======== Data supplied

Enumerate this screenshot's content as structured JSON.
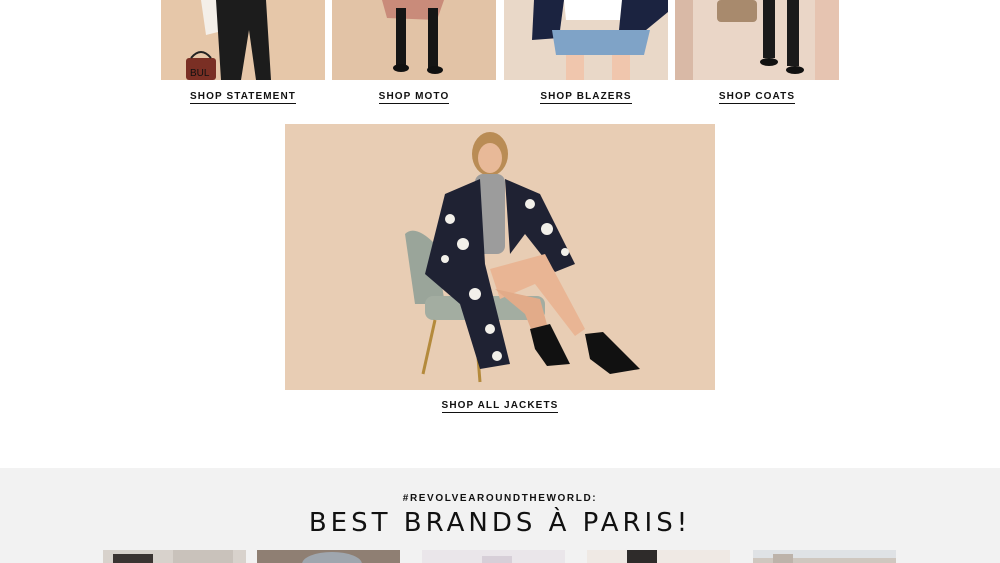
{
  "category_tiles": [
    {
      "label": "SHOP STATEMENT",
      "icon": "statement-jacket-photo",
      "bg": "#e6c7a9"
    },
    {
      "label": "SHOP MOTO",
      "icon": "moto-jacket-photo",
      "bg": "#e2c3a6"
    },
    {
      "label": "SHOP BLAZERS",
      "icon": "blazer-photo",
      "bg": "#e9d8c8"
    },
    {
      "label": "SHOP COATS",
      "icon": "coat-photo",
      "bg": "#ead6c7"
    }
  ],
  "hero": {
    "link_label": "SHOP ALL JACKETS",
    "icon": "model-seated-floral-coat-photo",
    "bg": "#e8cdb4"
  },
  "world_section": {
    "hashtag": "#REVOLVEAROUNDTHEWORLD:",
    "title": "BEST BRANDS À PARIS!",
    "bg": "#f2f2f2",
    "thumbnails": [
      {
        "icon": "paris-photo-1"
      },
      {
        "icon": "paris-photo-2"
      },
      {
        "icon": "paris-photo-3"
      },
      {
        "icon": "paris-photo-4"
      },
      {
        "icon": "paris-photo-5"
      }
    ]
  }
}
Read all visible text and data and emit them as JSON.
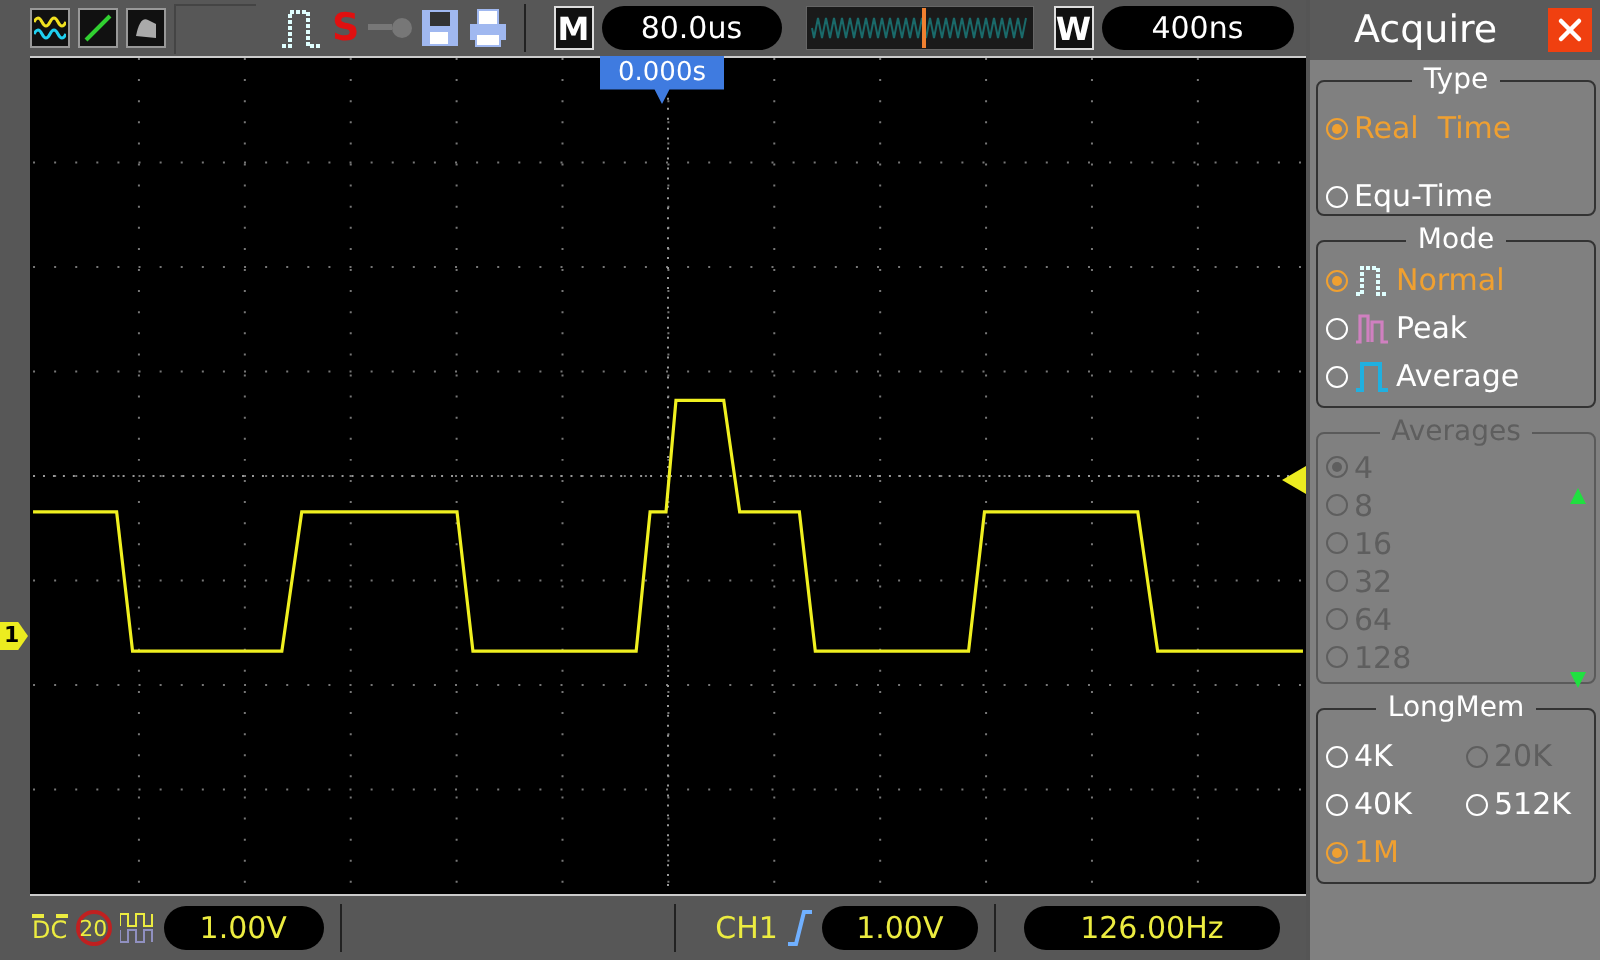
{
  "top_bar": {
    "stop_label": "S",
    "zoom_key": "M",
    "timebase": "80.0us",
    "window_key": "W",
    "window_timebase": "400ns"
  },
  "screen": {
    "trigger_position": "0.000s",
    "channel_marker": "1"
  },
  "panel": {
    "title": "Acquire",
    "type": {
      "title": "Type",
      "options": [
        {
          "label": "Real  Time",
          "selected": true
        },
        {
          "label": "Equ-Time",
          "selected": false
        }
      ]
    },
    "mode": {
      "title": "Mode",
      "options": [
        {
          "kind": "normal",
          "label": "Normal",
          "selected": true
        },
        {
          "kind": "peak",
          "label": "Peak",
          "selected": false
        },
        {
          "kind": "average",
          "label": "Average",
          "selected": false
        }
      ]
    },
    "averages": {
      "title": "Averages",
      "disabled": true,
      "options": [
        {
          "label": "4",
          "selected": true
        },
        {
          "label": "8",
          "selected": false
        },
        {
          "label": "16",
          "selected": false
        },
        {
          "label": "32",
          "selected": false
        },
        {
          "label": "64",
          "selected": false
        },
        {
          "label": "128",
          "selected": false
        }
      ]
    },
    "long_mem": {
      "title": "LongMem",
      "options": [
        {
          "label": "4K",
          "selected": false,
          "disabled": false
        },
        {
          "label": "20K",
          "selected": false,
          "disabled": true
        },
        {
          "label": "40K",
          "selected": false,
          "disabled": false
        },
        {
          "label": "512K",
          "selected": false,
          "disabled": false
        },
        {
          "label": "1M",
          "selected": true,
          "disabled": false
        }
      ]
    }
  },
  "bottom_bar": {
    "coupling": "DC",
    "bandwidth_limit": "20",
    "volts_per_div": "1.00V",
    "trigger_source": "CH1",
    "trigger_level": "1.00V",
    "frequency": "126.00Hz"
  }
}
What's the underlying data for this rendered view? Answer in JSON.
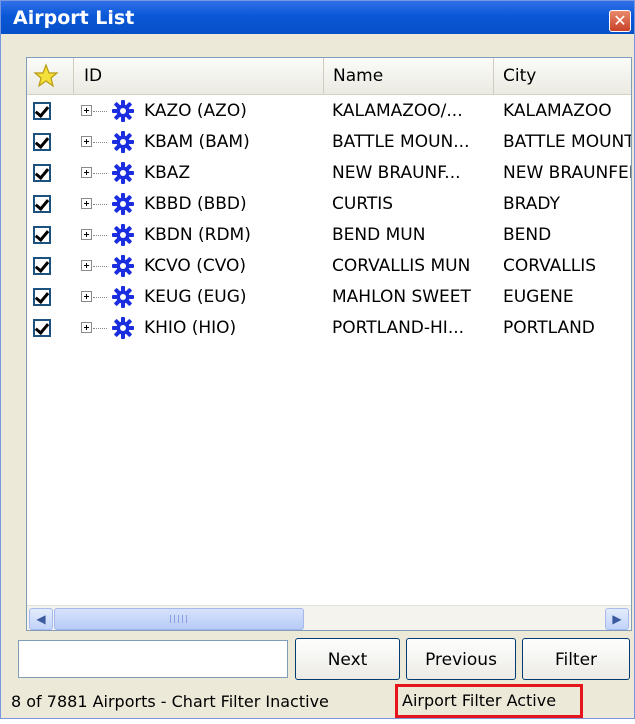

================

### [To do]
Transcribe the material exactly, leaving every picture out.

### [Task result]
Enumerate this screenshot's content as structured JSON.
{
  "category_tiles": [
    {
      "label": "SHOP STATEMENT",
      "icon": "statement-jacket-photo",
      "bg": "#e6c7a9"
    },
    {
      "label": "SHOP MOTO",
      "icon": "moto-jacket-photo",
      "bg": "#e2c3a6"
    },
    {
      "label": "SHOP BLAZERS",
      "icon": "blazer-photo",
      "bg": "#e9d8c8"
    },
    {
      "label": "SHOP COATS",
      "icon": "coat-photo",
      "bg": "#ead6c7"
    }
  ],
  "hero": {
    "link_label": "SHOP ALL JACKETS",
    "icon": "model-seated-floral-coat-photo",
    "bg": "#e8cdb4"
  },
  "world_section": {
    "hashtag": "#REVOLVEAROUNDTHEWORLD:",
    "title": "BEST BRANDS À PARIS!",
    "bg": "#f2f2f2",
    "thumbnails": [
      {
        "icon": "paris-photo-1"
      },
      {
        "icon": "paris-photo-2"
      },
      {
        "icon": "paris-photo-3"
      },
      {
        "icon": "paris-photo-4"
      },
      {
        "icon": "paris-photo-5"
      }
    ]
  }
}
Read all visible text and data and emit them as JSON.
{
  "top_bar": {
    "stop_label": "S",
    "zoom_key": "M",
    "timebase": "80.0us",
    "window_key": "W",
    "window_timebase": "400ns"
  },
  "screen": {
    "trigger_position": "0.000s",
    "channel_marker": "1"
  },
  "panel": {
    "title": "Acquire",
    "type": {
      "title": "Type",
      "options": [
        {
          "label": "Real  Time",
          "selected": true
        },
        {
          "label": "Equ-Time",
          "selected": false
        }
      ]
    },
    "mode": {
      "title": "Mode",
      "options": [
        {
          "kind": "normal",
          "label": "Normal",
          "selected": true
        },
        {
          "kind": "peak",
          "label": "Peak",
          "selected": false
        },
        {
          "kind": "average",
          "label": "Average",
          "selected": false
        }
      ]
    },
    "averages": {
      "title": "Averages",
      "disabled": true,
      "options": [
        {
          "label": "4",
          "selected": true
        },
        {
          "label": "8",
          "selected": false
        },
        {
          "label": "16",
          "selected": false
        },
        {
          "label": "32",
          "selected": false
        },
        {
          "label": "64",
          "selected": false
        },
        {
          "label": "128",
          "selected": false
        }
      ]
    },
    "long_mem": {
      "title": "LongMem",
      "options": [
        {
          "label": "4K",
          "selected": false,
          "disabled": false
        },
        {
          "label": "20K",
          "selected": false,
          "disabled": true
        },
        {
          "label": "40K",
          "selected": false,
          "disabled": false
        },
        {
          "label": "512K",
          "selected": false,
          "disabled": false
        },
        {
          "label": "1M",
          "selected": true,
          "disabled": false
        }
      ]
    }
  },
  "bottom_bar": {
    "coupling": "DC",
    "bandwidth_limit": "20",
    "volts_per_div": "1.00V",
    "trigger_source": "CH1",
    "trigger_level": "1.00V",
    "frequency": "126.00Hz"
  }
}
What's the underlying data for this rendered view? Answer in JSON.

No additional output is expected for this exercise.